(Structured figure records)
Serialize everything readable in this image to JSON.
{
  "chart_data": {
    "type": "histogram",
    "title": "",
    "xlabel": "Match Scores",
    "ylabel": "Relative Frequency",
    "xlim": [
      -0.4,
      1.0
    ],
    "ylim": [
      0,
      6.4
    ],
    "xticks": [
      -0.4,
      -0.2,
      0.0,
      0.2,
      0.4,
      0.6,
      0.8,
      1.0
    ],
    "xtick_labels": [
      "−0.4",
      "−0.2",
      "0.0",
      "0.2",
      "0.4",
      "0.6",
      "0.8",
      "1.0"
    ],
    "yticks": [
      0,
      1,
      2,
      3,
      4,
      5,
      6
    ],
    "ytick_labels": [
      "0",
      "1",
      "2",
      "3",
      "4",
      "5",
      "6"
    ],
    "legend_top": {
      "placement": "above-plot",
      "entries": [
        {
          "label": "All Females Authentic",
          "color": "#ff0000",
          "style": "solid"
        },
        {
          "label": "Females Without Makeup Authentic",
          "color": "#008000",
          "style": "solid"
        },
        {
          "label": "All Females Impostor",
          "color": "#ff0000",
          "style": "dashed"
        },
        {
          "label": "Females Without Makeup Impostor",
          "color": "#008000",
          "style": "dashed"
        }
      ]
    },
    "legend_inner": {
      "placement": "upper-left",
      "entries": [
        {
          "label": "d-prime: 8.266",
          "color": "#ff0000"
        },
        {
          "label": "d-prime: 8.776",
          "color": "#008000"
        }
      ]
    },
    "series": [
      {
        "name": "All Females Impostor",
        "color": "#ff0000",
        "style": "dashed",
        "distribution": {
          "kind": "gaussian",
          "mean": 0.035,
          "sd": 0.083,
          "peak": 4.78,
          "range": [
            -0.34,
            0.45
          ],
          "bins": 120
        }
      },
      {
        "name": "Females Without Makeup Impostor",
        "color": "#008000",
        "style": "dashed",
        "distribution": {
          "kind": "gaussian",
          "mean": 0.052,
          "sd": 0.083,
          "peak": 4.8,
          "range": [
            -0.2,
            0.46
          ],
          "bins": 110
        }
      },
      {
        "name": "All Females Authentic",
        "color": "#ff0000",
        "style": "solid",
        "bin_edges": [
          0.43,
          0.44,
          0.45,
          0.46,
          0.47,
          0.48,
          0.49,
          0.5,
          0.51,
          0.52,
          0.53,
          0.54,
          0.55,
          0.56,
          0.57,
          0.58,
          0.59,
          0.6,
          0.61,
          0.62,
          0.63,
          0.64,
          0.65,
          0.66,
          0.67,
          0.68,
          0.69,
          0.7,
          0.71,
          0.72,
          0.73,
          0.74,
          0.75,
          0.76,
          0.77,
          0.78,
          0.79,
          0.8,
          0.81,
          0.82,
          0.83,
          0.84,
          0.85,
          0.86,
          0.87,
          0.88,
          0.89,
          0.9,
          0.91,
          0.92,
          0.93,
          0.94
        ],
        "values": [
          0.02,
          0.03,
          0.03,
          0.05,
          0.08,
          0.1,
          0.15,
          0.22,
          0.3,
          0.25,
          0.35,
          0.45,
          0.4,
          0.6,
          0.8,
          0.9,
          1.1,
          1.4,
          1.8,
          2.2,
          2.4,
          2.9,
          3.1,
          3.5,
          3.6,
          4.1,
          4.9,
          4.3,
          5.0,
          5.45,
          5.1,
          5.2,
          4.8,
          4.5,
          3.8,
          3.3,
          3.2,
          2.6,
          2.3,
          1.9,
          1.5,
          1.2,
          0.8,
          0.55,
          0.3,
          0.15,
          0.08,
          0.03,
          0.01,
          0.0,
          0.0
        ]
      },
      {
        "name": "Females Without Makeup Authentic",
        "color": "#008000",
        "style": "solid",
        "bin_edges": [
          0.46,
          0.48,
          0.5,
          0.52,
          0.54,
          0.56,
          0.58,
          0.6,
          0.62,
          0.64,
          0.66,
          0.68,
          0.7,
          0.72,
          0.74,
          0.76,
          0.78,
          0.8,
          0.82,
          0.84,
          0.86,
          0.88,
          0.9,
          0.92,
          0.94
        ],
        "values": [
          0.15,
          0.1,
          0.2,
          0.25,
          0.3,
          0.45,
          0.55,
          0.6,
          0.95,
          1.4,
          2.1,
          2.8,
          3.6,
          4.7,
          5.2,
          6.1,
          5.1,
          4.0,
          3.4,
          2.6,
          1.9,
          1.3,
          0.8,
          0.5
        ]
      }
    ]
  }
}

**PROBLEM STATEMENT:** Return the listing above word for word.

**TASK OUTPUT:**
Serialize everything readable in this image to JSON.
{
  "chart_data": {
    "type": "histogram",
    "title": "",
    "xlabel": "Match Scores",
    "ylabel": "Relative Frequency",
    "xlim": [
      -0.4,
      1.0
    ],
    "ylim": [
      0,
      6.4
    ],
    "xticks": [
      -0.4,
      -0.2,
      0.0,
      0.2,
      0.4,
      0.6,
      0.8,
      1.0
    ],
    "xtick_labels": [
      "−0.4",
      "−0.2",
      "0.0",
      "0.2",
      "0.4",
      "0.6",
      "0.8",
      "1.0"
    ],
    "yticks": [
      0,
      1,
      2,
      3,
      4,
      5,
      6
    ],
    "ytick_labels": [
      "0",
      "1",
      "2",
      "3",
      "4",
      "5",
      "6"
    ],
    "legend_top": {
      "placement": "above-plot",
      "entries": [
        {
          "label": "All Females Authentic",
          "color": "#ff0000",
          "style": "solid"
        },
        {
          "label": "Females Without Makeup Authentic",
          "color": "#008000",
          "style": "solid"
        },
        {
          "label": "All Females Impostor",
          "color": "#ff0000",
          "style": "dashed"
        },
        {
          "label": "Females Without Makeup Impostor",
          "color": "#008000",
          "style": "dashed"
        }
      ]
    },
    "legend_inner": {
      "placement": "upper-left",
      "entries": [
        {
          "label": "d-prime: 8.266",
          "color": "#ff0000"
        },
        {
          "label": "d-prime: 8.776",
          "color": "#008000"
        }
      ]
    },
    "series": [
      {
        "name": "All Females Impostor",
        "color": "#ff0000",
        "style": "dashed",
        "distribution": {
          "kind": "gaussian",
          "mean": 0.035,
          "sd": 0.083,
          "peak": 4.78,
          "range": [
            -0.34,
            0.45
          ],
          "bins": 120
        }
      },
      {
        "name": "Females Without Makeup Impostor",
        "color": "#008000",
        "style": "dashed",
        "distribution": {
          "kind": "gaussian",
          "mean": 0.052,
          "sd": 0.083,
          "peak": 4.8,
          "range": [
            -0.2,
            0.46
          ],
          "bins": 110
        }
      },
      {
        "name": "All Females Authentic",
        "color": "#ff0000",
        "style": "solid",
        "bin_edges": [
          0.43,
          0.44,
          0.45,
          0.46,
          0.47,
          0.48,
          0.49,
          0.5,
          0.51,
          0.52,
          0.53,
          0.54,
          0.55,
          0.56,
          0.57,
          0.58,
          0.59,
          0.6,
          0.61,
          0.62,
          0.63,
          0.64,
          0.65,
          0.66,
          0.67,
          0.68,
          0.69,
          0.7,
          0.71,
          0.72,
          0.73,
          0.74,
          0.75,
          0.76,
          0.77,
          0.78,
          0.79,
          0.8,
          0.81,
          0.82,
          0.83,
          0.84,
          0.85,
          0.86,
          0.87,
          0.88,
          0.89,
          0.9,
          0.91,
          0.92,
          0.93,
          0.94
        ],
        "values": [
          0.02,
          0.03,
          0.03,
          0.05,
          0.08,
          0.1,
          0.15,
          0.22,
          0.3,
          0.25,
          0.35,
          0.45,
          0.4,
          0.6,
          0.8,
          0.9,
          1.1,
          1.4,
          1.8,
          2.2,
          2.4,
          2.9,
          3.1,
          3.5,
          3.6,
          4.1,
          4.9,
          4.3,
          5.0,
          5.45,
          5.1,
          5.2,
          4.8,
          4.5,
          3.8,
          3.3,
          3.2,
          2.6,
          2.3,
          1.9,
          1.5,
          1.2,
          0.8,
          0.55,
          0.3,
          0.15,
          0.08,
          0.03,
          0.01,
          0.0,
          0.0
        ]
      },
      {
        "name": "Females Without Makeup Authentic",
        "color": "#008000",
        "style": "solid",
        "bin_edges": [
          0.46,
          0.48,
          0.5,
          0.52,
          0.54,
          0.56,
          0.58,
          0.6,
          0.62,
          0.64,
          0.66,
          0.68,
          0.7,
          0.72,
          0.74,
          0.76,
          0.78,
          0.8,
          0.82,
          0.84,
          0.86,
          0.88,
          0.9,
          0.92,
          0.94
        ],
        "values": [
          0.15,
          0.1,
          0.2,
          0.25,
          0.3,
          0.45,
          0.55,
          0.6,
          0.95,
          1.4,
          2.1,
          2.8,
          3.6,
          4.7,
          5.2,
          6.1,
          5.1,
          4.0,
          3.4,
          2.6,
          1.9,
          1.3,
          0.8,
          0.5
        ]
      }
    ]
  }
}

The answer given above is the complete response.